PROBLEM DESCRIPTION: Search the listing below for the string "customer" and show each line that contains it.

MATERIALS PROVIDED:
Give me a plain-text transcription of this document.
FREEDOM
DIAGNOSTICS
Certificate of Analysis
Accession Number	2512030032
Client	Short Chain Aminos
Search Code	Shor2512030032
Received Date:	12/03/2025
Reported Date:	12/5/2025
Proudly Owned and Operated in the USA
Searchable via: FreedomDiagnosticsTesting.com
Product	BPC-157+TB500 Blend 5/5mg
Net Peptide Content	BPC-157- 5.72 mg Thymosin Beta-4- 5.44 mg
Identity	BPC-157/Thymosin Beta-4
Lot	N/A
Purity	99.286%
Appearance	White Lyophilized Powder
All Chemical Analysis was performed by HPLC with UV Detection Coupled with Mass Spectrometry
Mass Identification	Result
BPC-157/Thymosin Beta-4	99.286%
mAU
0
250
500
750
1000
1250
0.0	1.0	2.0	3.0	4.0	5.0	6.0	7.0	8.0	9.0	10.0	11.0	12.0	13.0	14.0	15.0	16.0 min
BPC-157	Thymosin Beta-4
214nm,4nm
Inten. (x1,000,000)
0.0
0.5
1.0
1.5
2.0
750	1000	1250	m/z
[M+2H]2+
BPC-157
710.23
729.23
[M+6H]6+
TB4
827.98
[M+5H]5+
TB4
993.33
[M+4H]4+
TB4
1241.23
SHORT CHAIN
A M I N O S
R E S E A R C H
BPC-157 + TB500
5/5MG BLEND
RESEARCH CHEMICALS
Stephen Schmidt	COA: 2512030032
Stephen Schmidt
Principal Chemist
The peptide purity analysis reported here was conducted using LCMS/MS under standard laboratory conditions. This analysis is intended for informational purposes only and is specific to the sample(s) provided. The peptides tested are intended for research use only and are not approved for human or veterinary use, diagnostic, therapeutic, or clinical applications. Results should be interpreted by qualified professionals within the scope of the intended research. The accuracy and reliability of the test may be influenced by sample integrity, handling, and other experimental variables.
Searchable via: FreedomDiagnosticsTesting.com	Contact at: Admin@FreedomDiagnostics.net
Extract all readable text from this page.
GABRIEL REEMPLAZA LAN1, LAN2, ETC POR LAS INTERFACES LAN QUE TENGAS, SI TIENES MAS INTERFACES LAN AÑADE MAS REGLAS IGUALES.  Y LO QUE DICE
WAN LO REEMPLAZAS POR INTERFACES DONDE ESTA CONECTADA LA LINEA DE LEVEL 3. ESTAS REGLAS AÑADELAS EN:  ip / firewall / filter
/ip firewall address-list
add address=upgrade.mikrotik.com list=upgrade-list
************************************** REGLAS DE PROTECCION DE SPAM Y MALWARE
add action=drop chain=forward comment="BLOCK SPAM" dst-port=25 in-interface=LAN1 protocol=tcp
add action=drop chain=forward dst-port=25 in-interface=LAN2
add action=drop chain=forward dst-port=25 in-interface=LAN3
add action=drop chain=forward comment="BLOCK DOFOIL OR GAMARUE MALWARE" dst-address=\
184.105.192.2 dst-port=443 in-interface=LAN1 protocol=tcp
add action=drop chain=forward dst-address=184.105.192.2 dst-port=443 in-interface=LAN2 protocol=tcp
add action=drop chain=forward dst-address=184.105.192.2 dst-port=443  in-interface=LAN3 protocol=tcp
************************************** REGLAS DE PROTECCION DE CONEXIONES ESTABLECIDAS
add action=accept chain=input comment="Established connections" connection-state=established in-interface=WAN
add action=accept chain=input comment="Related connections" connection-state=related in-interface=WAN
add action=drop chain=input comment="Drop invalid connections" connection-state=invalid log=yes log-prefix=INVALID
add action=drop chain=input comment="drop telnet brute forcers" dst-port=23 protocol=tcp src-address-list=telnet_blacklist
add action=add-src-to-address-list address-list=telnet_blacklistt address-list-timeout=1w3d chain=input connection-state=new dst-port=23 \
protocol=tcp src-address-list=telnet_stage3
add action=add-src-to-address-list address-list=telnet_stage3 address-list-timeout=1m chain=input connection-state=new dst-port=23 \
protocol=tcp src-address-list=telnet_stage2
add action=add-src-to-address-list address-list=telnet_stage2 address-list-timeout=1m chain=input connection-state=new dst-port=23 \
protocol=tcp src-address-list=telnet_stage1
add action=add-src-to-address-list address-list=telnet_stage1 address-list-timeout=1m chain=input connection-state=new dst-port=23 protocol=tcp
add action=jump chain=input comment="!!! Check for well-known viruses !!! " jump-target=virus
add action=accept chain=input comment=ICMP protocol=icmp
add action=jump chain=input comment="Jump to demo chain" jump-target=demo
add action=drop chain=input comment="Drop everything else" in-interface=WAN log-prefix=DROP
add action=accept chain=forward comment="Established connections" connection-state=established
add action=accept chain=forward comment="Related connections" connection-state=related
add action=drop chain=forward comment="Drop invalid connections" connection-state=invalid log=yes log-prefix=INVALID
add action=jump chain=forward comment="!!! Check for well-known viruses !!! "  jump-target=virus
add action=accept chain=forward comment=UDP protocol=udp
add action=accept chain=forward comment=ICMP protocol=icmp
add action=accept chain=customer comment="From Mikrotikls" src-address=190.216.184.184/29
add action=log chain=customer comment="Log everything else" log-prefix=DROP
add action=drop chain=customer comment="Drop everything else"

SOLUTION TO THIS TASK:
add action=accept chain=customer comment="From Mikrotikls" src-address=190.216.184.184/29
add action=log chain=customer comment="Log everything else" log-prefix=DROP
add action=drop chain=customer comment="Drop everything else"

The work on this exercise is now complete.